THE EXERCISE
Below is a set of records; restate each one word for word.

EXTRACTED INFORMATION
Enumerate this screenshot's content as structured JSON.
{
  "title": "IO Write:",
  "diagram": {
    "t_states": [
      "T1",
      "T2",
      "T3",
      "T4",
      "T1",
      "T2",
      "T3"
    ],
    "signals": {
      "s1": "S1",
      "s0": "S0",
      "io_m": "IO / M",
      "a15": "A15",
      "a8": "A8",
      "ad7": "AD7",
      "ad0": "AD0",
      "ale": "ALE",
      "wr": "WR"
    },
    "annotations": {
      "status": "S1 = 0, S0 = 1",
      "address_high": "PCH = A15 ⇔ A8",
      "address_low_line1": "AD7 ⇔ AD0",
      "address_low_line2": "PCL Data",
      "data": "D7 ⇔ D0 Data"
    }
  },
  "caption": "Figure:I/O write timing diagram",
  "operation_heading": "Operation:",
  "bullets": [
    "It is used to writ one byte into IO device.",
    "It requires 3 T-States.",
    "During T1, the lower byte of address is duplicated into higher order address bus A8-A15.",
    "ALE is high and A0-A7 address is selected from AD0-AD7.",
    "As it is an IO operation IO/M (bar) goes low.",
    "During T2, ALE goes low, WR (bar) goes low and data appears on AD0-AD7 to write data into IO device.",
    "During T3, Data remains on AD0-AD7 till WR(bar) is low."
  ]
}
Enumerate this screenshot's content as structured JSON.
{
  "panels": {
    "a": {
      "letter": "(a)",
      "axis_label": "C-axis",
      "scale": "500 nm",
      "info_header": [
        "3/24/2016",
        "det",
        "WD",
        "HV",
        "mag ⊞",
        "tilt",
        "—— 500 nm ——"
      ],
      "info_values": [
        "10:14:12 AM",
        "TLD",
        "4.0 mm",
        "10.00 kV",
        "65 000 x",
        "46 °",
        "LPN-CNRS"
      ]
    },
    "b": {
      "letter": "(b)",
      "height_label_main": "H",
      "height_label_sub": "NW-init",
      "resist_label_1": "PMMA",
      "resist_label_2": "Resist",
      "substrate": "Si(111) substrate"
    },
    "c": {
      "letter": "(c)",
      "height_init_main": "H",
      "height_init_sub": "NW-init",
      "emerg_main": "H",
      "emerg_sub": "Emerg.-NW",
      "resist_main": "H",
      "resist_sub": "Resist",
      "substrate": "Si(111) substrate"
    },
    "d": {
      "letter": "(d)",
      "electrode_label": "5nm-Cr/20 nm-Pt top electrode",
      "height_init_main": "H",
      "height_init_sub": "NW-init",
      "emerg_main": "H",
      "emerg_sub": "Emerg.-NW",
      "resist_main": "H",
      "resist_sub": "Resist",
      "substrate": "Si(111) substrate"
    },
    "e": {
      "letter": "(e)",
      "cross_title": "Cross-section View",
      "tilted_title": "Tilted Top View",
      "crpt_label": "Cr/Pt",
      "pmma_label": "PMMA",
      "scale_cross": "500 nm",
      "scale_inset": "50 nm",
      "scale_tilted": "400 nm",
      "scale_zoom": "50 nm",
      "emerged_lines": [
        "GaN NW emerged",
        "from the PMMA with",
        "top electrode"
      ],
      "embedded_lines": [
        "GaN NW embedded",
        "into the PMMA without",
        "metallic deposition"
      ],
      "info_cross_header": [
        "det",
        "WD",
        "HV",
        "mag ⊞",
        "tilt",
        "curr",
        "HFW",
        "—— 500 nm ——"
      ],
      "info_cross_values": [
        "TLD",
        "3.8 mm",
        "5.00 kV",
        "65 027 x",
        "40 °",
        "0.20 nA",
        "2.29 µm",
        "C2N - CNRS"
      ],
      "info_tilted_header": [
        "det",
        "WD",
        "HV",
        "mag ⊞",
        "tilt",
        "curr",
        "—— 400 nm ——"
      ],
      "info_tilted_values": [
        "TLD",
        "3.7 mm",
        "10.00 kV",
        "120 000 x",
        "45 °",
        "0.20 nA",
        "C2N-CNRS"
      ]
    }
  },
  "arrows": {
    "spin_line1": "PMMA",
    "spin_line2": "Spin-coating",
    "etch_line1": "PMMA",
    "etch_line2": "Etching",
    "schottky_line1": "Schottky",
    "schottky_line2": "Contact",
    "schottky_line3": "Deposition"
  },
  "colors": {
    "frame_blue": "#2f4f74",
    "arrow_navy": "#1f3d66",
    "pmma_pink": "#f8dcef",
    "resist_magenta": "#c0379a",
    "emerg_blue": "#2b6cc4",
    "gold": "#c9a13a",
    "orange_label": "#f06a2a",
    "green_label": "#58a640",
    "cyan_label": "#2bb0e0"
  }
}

SOLUTION FOR THIS TASK
Enumerate this screenshot's content as structured JSON.
{
  "title": "IO Write:",
  "diagram": {
    "t_states": [
      "T1",
      "T2",
      "T3",
      "T4",
      "T1",
      "T2",
      "T3"
    ],
    "signals": {
      "s1": "S1",
      "s0": "S0",
      "io_m": "IO / M",
      "a15": "A15",
      "a8": "A8",
      "ad7": "AD7",
      "ad0": "AD0",
      "ale": "ALE",
      "wr": "WR"
    },
    "annotations": {
      "status": "S1 = 0, S0 = 1",
      "address_high": "PCH = A15 ⇔ A8",
      "address_low_line1": "AD7 ⇔ AD0",
      "address_low_line2": "PCL Data",
      "data": "D7 ⇔ D0 Data"
    }
  },
  "caption": "Figure:I/O write timing diagram",
  "operation_heading": "Operation:",
  "bullets": [
    "It is used to writ one byte into IO device.",
    "It requires 3 T-States.",
    "During T1, the lower byte of address is duplicated into higher order address bus A8-A15.",
    "ALE is high and A0-A7 address is selected from AD0-AD7.",
    "As it is an IO operation IO/M (bar) goes low.",
    "During T2, ALE goes low, WR (bar) goes low and data appears on AD0-AD7 to write data into IO device.",
    "During T3, Data remains on AD0-AD7 till WR(bar) is low."
  ]
}
Enumerate this screenshot's content as structured JSON.
{
  "panels": {
    "a": {
      "letter": "(a)",
      "axis_label": "C-axis",
      "scale": "500 nm",
      "info_header": [
        "3/24/2016",
        "det",
        "WD",
        "HV",
        "mag ⊞",
        "tilt",
        "—— 500 nm ——"
      ],
      "info_values": [
        "10:14:12 AM",
        "TLD",
        "4.0 mm",
        "10.00 kV",
        "65 000 x",
        "46 °",
        "LPN-CNRS"
      ]
    },
    "b": {
      "letter": "(b)",
      "height_label_main": "H",
      "height_label_sub": "NW-init",
      "resist_label_1": "PMMA",
      "resist_label_2": "Resist",
      "substrate": "Si(111) substrate"
    },
    "c": {
      "letter": "(c)",
      "height_init_main": "H",
      "height_init_sub": "NW-init",
      "emerg_main": "H",
      "emerg_sub": "Emerg.-NW",
      "resist_main": "H",
      "resist_sub": "Resist",
      "substrate": "Si(111) substrate"
    },
    "d": {
      "letter": "(d)",
      "electrode_label": "5nm-Cr/20 nm-Pt top electrode",
      "height_init_main": "H",
      "height_init_sub": "NW-init",
      "emerg_main": "H",
      "emerg_sub": "Emerg.-NW",
      "resist_main": "H",
      "resist_sub": "Resist",
      "substrate": "Si(111) substrate"
    },
    "e": {
      "letter": "(e)",
      "cross_title": "Cross-section View",
      "tilted_title": "Tilted Top View",
      "crpt_label": "Cr/Pt",
      "pmma_label": "PMMA",
      "scale_cross": "500 nm",
      "scale_inset": "50 nm",
      "scale_tilted": "400 nm",
      "scale_zoom": "50 nm",
      "emerged_lines": [
        "GaN NW emerged",
        "from the PMMA with",
        "top electrode"
      ],
      "embedded_lines": [
        "GaN NW embedded",
        "into the PMMA without",
        "metallic deposition"
      ],
      "info_cross_header": [
        "det",
        "WD",
        "HV",
        "mag ⊞",
        "tilt",
        "curr",
        "HFW",
        "—— 500 nm ——"
      ],
      "info_cross_values": [
        "TLD",
        "3.8 mm",
        "5.00 kV",
        "65 027 x",
        "40 °",
        "0.20 nA",
        "2.29 µm",
        "C2N - CNRS"
      ],
      "info_tilted_header": [
        "det",
        "WD",
        "HV",
        "mag ⊞",
        "tilt",
        "curr",
        "—— 400 nm ——"
      ],
      "info_tilted_values": [
        "TLD",
        "3.7 mm",
        "10.00 kV",
        "120 000 x",
        "45 °",
        "0.20 nA",
        "C2N-CNRS"
      ]
    }
  },
  "arrows": {
    "spin_line1": "PMMA",
    "spin_line2": "Spin-coating",
    "etch_line1": "PMMA",
    "etch_line2": "Etching",
    "schottky_line1": "Schottky",
    "schottky_line2": "Contact",
    "schottky_line3": "Deposition"
  },
  "colors": {
    "frame_blue": "#2f4f74",
    "arrow_navy": "#1f3d66",
    "pmma_pink": "#f8dcef",
    "resist_magenta": "#c0379a",
    "emerg_blue": "#2b6cc4",
    "gold": "#c9a13a",
    "orange_label": "#f06a2a",
    "green_label": "#58a640",
    "cyan_label": "#2bb0e0"
  }
}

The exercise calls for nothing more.